Given exercise 1
In the entries below, reproduce word for word the lines from the line with "label-after: After bbox=[1000, 308, 1347, 374]" to the line with "toy-box-cutout bbox=[1050, 1212, 1082, 1220]", including both.

Document text
Se þonne þisne wealsteal wise geþohte
ond þis deorce lif deope geondþenceð,

frod in ferðe, feor oft gemon
wælsleahta worn, ond þas word acwið:
“Hwær cwom mearg? Hwær cwom mago? Hwær cwom maþþumgyfa?
Hwær cwom symbla gesetu? Hwær sindon seledreamas?
Eala beorht bune! Eala byrnwiga!

Eala þeodnes þrym! Hu seo þrag gewat,
genap under nihthelm, swa heo no wære.”

(Lines 88-96)

[“One who meditates on these crumbling ruins

And thinks deeply about the deepening darkness of this life,

Must dwell on old songs of warfare and warriors slaughtered,

And feel sorrow and depression deep in his heart:

‘Where is the soldier?

Where is the war steed?

Where is the gift sharing?

Where is the shared feast?’

The bright cup of mead, the armor-clad thane,

The glittering Prince—these are all vanished,

In the darkness of the past, as if they had never been.”]

Through the pattern of decay, description, acknowledgement of absence, and reference to memory, the Wanderer-Poet depicts both the cause and degree of the Monologist’s deteriorated and transformed persona.  Like Boethius’ “sagging skin [which] covers [his]…weak and crippled body” (line 13), the Wanderer’s identification with “the fallen physical world is intricately worked out in the body of the poem” (Lee 136), and more importantly, with the transience of Earthly pleasure reflected in the physical decay of the Monologist’s own physical body.  This is compounded by the Monologist’s relationship to the poem’s setting—icy, barren surroundings and a crumbling and empty world—reflecting through reference a portrait in negative of the man he once was.  The dissolution of transient comfort leaves only the desire for things no gone as the sole accompaniment to the Monologist who wanders in exile.

            Although we have made clear the relationship between the Wanderer’s Monologist and the setting of the barren sea as integral to the poem’s theme, the concept of the Boethian prison also haunts the Old English text.  In the ponderous statements occupying lines 9 through 26, the repression of sorrow is characterized by terms such as “fer locan” and “binde” (line 13), “healed” (line 14), and “feterum” (line 21), designating the restrictive “spirit-locker,” the need to “bind” and “hold [or guard],” and the desire to “[bind with] fetters [or chains].”   As Earl notes, the narrator of the Wanderer is a “lonely exile [who] portrays himself and the world in bondage” just as the “winter storm binds the earth in snow, and… the Wanderer is bound by sleep and sorrow together” (70).  In light of the role which memory plays in The Wanderer, it becomes clear that the repression of sorrow is more than an effort for the warrior to maintain a stoic attitude and manly decorum, as is implied in the poem’s final section, where the narrator returns to give larger meaning to the Monologist’s statements.  The suppression of sorrow enables the Narrator-Monologist—the two now blending at the text’s conclusion—to paradoxically cling to the stuff of memory.  But these memories, like the losses they memorialize, are reduced to little more than dreams, and the unfulfilled fantasies of a man in exile.  The text reminds us: ““Her bið feoh læne, her bið freond læne,/her bið mon læne, her bið mæg læne,/eal þis eorþan gesteal idel weorþeð!” (lines 108-10) [Here wealth fades, here friends fade, here man fades, here maids fade, and all this earth becomes an empty wilderness].  The splintered self—the “I” of the poem—embodied in the various interdependent layers of speech, inhabits a temporal plain which is also fragmented; the “her” [here] is not now, but a past which, in the very moment it is evoked, fades away.

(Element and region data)
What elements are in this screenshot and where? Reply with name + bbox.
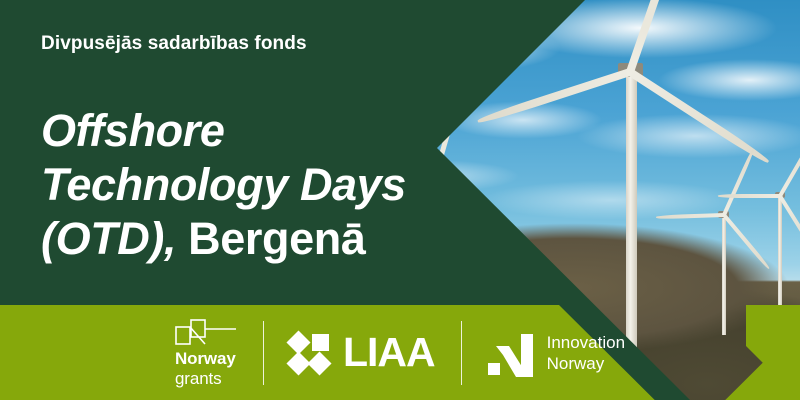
- logo-norway-grants: Norway grants: [175, 319, 237, 387]
- logo-row: Norway grants LIAA Innov: [0, 305, 800, 400]
- liaa-wordmark: LIAA: [343, 332, 435, 373]
- logo-divider: [461, 321, 462, 385]
- logo-liaa: LIAA: [290, 332, 435, 374]
- innovation-norway-dot-n-icon: [488, 329, 534, 377]
- innovation-norway-line2: Norway: [547, 353, 625, 374]
- page-title: Offshore Technology Days (OTD), Bergenā: [41, 104, 471, 266]
- norway-grants-line1: Norway: [175, 350, 236, 367]
- innovation-norway-wordmark: Innovation Norway: [547, 332, 625, 374]
- headline-roman: Bergenā: [176, 213, 365, 264]
- logo-innovation-norway: Innovation Norway: [488, 329, 625, 377]
- eyebrow-text: Divpusējās sadarbības fonds: [41, 33, 307, 55]
- liaa-diamonds-icon: [290, 332, 332, 374]
- norway-grants-line2: grants: [175, 370, 222, 387]
- innovation-norway-line1: Innovation: [547, 332, 625, 353]
- logo-divider: [263, 321, 264, 385]
- norway-grants-n-mark-icon: [175, 319, 237, 345]
- event-banner: Divpusējās sadarbības fonds Offshore Tec…: [0, 0, 800, 400]
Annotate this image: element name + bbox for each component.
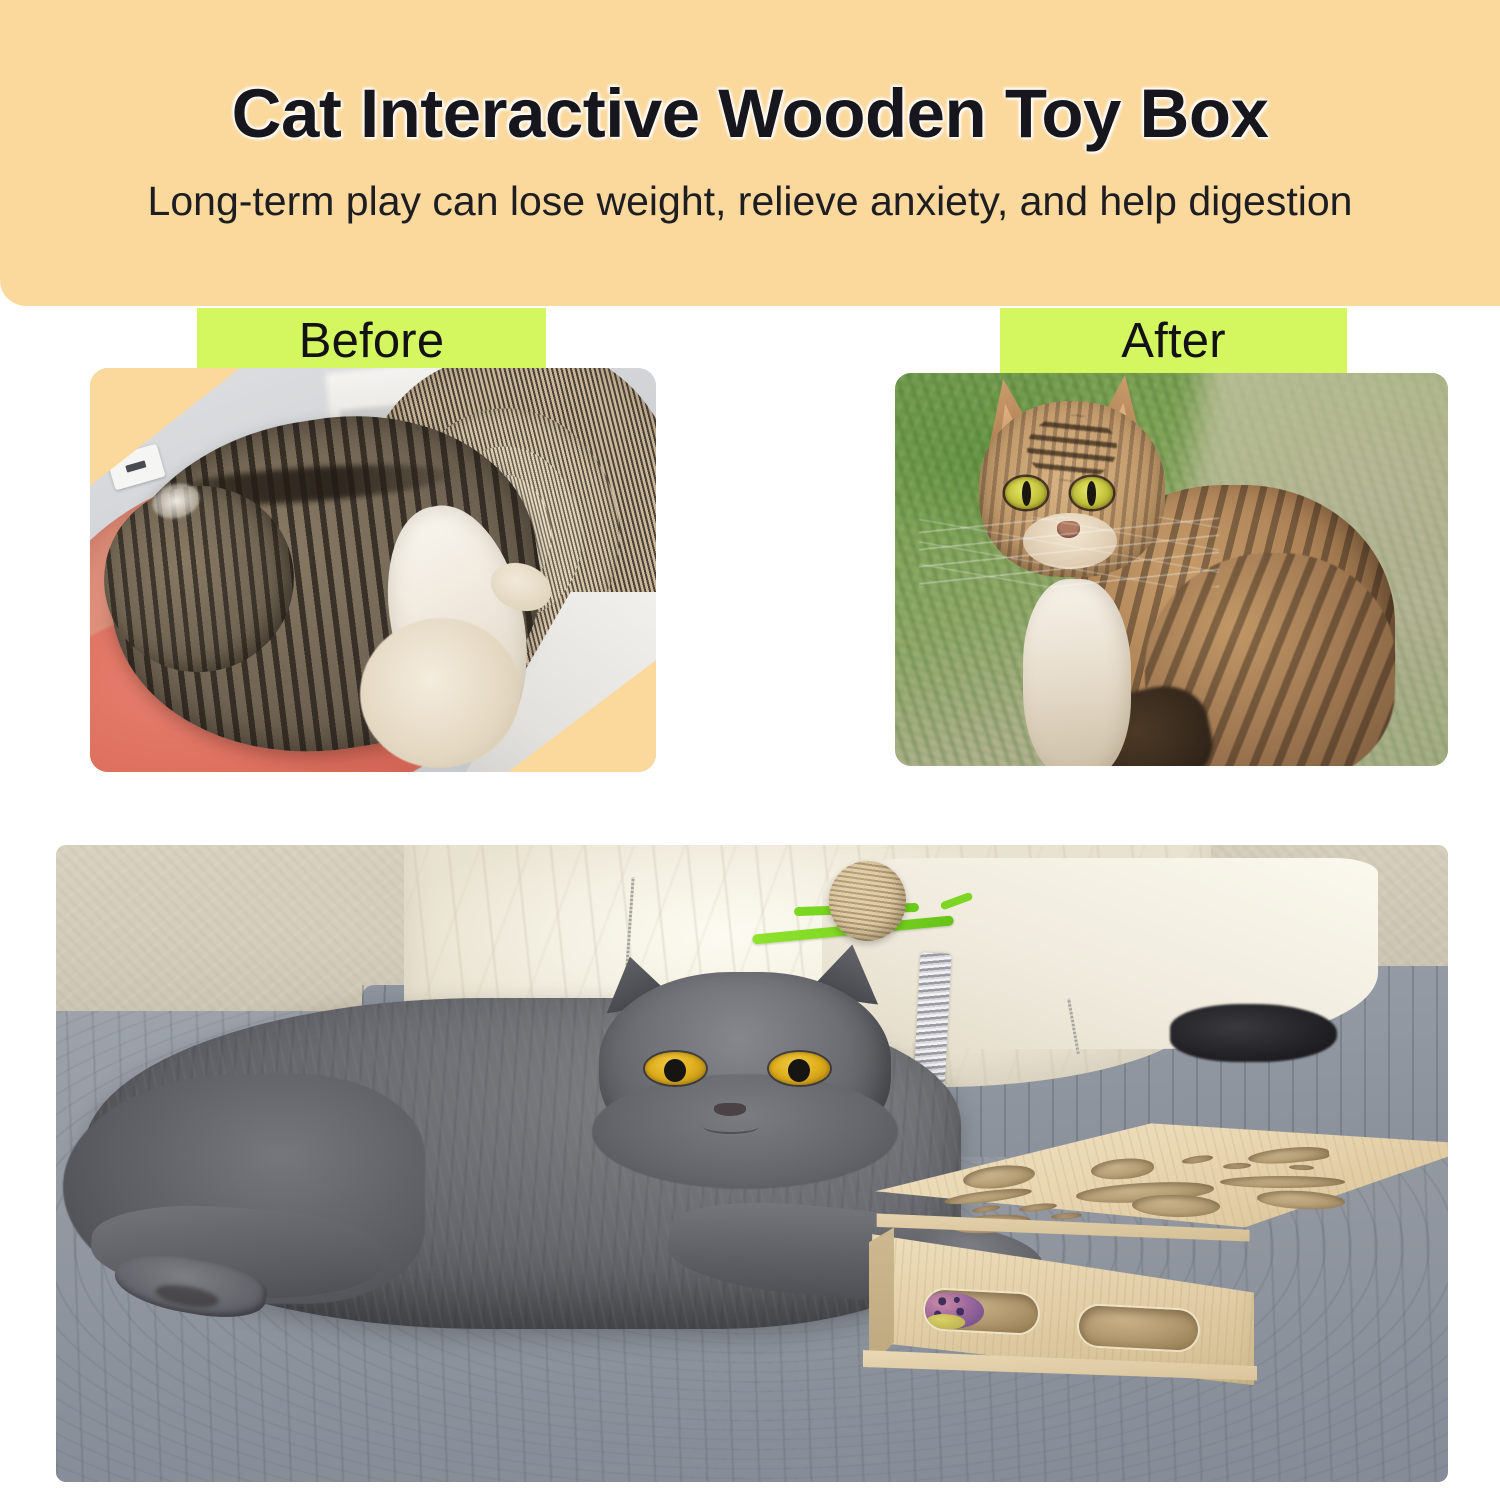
label-after: After bbox=[1000, 308, 1347, 374]
label-before: Before bbox=[197, 308, 546, 374]
page-title: Cat Interactive Wooden Toy Box bbox=[0, 74, 1500, 153]
toy-box-cutout bbox=[1220, 1176, 1345, 1188]
toy-box-cutout bbox=[1050, 1212, 1082, 1220]
hero-scene bbox=[56, 845, 1448, 1482]
slim-cat-pupil-left bbox=[1022, 481, 1031, 506]
gray-cat-pupil-left bbox=[664, 1059, 686, 1082]
header-banner: Cat Interactive Wooden Toy Box Long-term… bbox=[0, 0, 1500, 306]
photo-hero-product bbox=[56, 845, 1448, 1482]
sisal-ball bbox=[829, 861, 907, 941]
gray-cat-nose bbox=[714, 1103, 746, 1116]
slim-cat-nose bbox=[1057, 521, 1080, 538]
toy-box-side-opening-right bbox=[1078, 1305, 1199, 1351]
gray-cat-pupil-right bbox=[788, 1059, 810, 1082]
toy-box-cutout bbox=[972, 1204, 1001, 1214]
gray-cat-mouth bbox=[703, 1119, 759, 1134]
slim-cat-pupil-right bbox=[1087, 481, 1096, 506]
photo-after bbox=[895, 373, 1448, 766]
wooden-toy-box bbox=[856, 1119, 1448, 1469]
toy-box-side-opening-left bbox=[924, 1289, 1039, 1333]
corner-accent-bottom-right bbox=[508, 660, 656, 772]
slim-cat-forehead-stripes bbox=[1027, 415, 1117, 481]
slim-cat-chest bbox=[1023, 579, 1131, 766]
photo-before bbox=[90, 368, 656, 772]
page-subtitle: Long-term play can lose weight, relieve … bbox=[0, 178, 1500, 225]
black-fabric bbox=[1170, 1004, 1337, 1061]
after-scene bbox=[895, 373, 1448, 766]
corner-accent-top-left bbox=[90, 368, 240, 486]
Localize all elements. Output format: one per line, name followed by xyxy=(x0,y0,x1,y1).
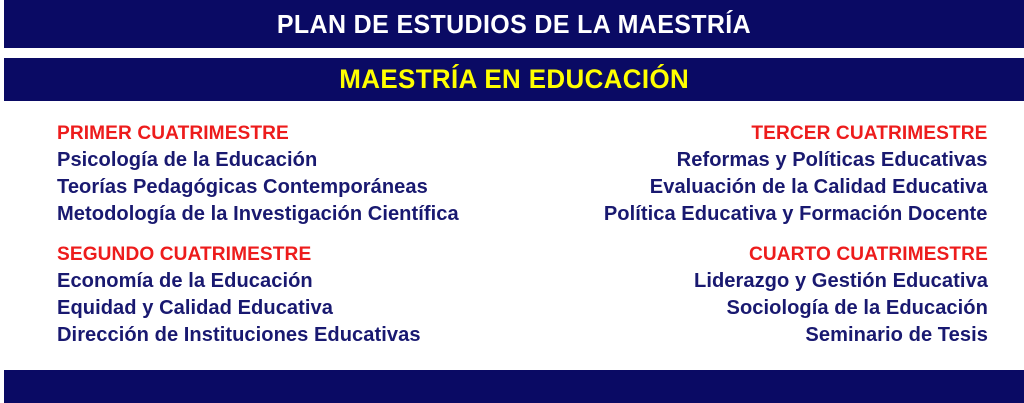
term-block: SEGUNDO CUATRIMESTRE Economía de la Educ… xyxy=(57,241,428,348)
course-item: Liderazgo y Gestión Educativa xyxy=(694,267,988,294)
course-item: Política Educativa y Formación Docente xyxy=(604,200,988,227)
course-item: Economía de la Educación xyxy=(57,267,421,294)
course-item: Psicología de la Educación xyxy=(57,146,459,173)
course-item: Evaluación de la Calidad Educativa xyxy=(604,173,988,200)
term-heading: TERCER CUATRIMESTRE xyxy=(604,120,988,146)
study-plan-poster: PLAN DE ESTUDIOS DE LA MAESTRÍA MAESTRÍA… xyxy=(0,0,1024,403)
course-item: Metodología de la Investigación Científi… xyxy=(57,200,459,227)
course-item: Dirección de Instituciones Educativas xyxy=(57,321,421,348)
term-block: CUARTO CUATRIMESTRE Liderazgo y Gestión … xyxy=(688,241,988,348)
course-item: Teorías Pedagógicas Contemporáneas xyxy=(57,173,459,200)
curriculum-column-left: PRIMER CUATRIMESTRE Psicología de la Edu… xyxy=(0,120,512,364)
curriculum-grid: PRIMER CUATRIMESTRE Psicología de la Edu… xyxy=(0,120,1024,364)
course-item: Reformas y Políticas Educativas xyxy=(604,146,988,173)
curriculum-column-right: TERCER CUATRIMESTRE Reformas y Políticas… xyxy=(512,120,1024,364)
term-heading: CUARTO CUATRIMESTRE xyxy=(694,241,988,267)
term-heading: PRIMER CUATRIMESTRE xyxy=(57,120,459,146)
term-block: PRIMER CUATRIMESTRE Psicología de la Edu… xyxy=(57,120,467,227)
term-heading: SEGUNDO CUATRIMESTRE xyxy=(57,241,421,267)
title-banner: PLAN DE ESTUDIOS DE LA MAESTRÍA xyxy=(4,0,1024,48)
subtitle-banner: MAESTRÍA EN EDUCACIÓN xyxy=(4,58,1024,101)
page-title: PLAN DE ESTUDIOS DE LA MAESTRÍA xyxy=(277,11,751,37)
course-item: Sociología de la Educación xyxy=(694,294,988,321)
course-item: Seminario de Tesis xyxy=(694,321,988,348)
course-item: Equidad y Calidad Educativa xyxy=(57,294,421,321)
term-block: TERCER CUATRIMESTRE Reformas y Políticas… xyxy=(596,120,988,227)
footer-banner xyxy=(4,370,1024,403)
program-name: MAESTRÍA EN EDUCACIÓN xyxy=(339,66,689,93)
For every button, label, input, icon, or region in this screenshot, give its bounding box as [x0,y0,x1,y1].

Given exercise 2
Write out the passage of the essay on The Wanderer from "And thinks deeply" to "the gift sharing?" word for word.

Correct response 1
label-after: After bbox=[1000, 308, 1347, 374]
label-before: Before bbox=[197, 308, 546, 374]
page-title: Cat Interactive Wooden Toy Box bbox=[0, 74, 1500, 153]
toy-box-cutout bbox=[1220, 1176, 1345, 1188]
toy-box-cutout bbox=[1050, 1212, 1082, 1220]

Correct response 2
And thinks deeply about the deepening darkness of this life,

Must dwell on old songs of warfare and warriors slaughtered,

And feel sorrow and depression deep in his heart:

‘Where is the soldier?

Where is the war steed?

Where is the gift sharing?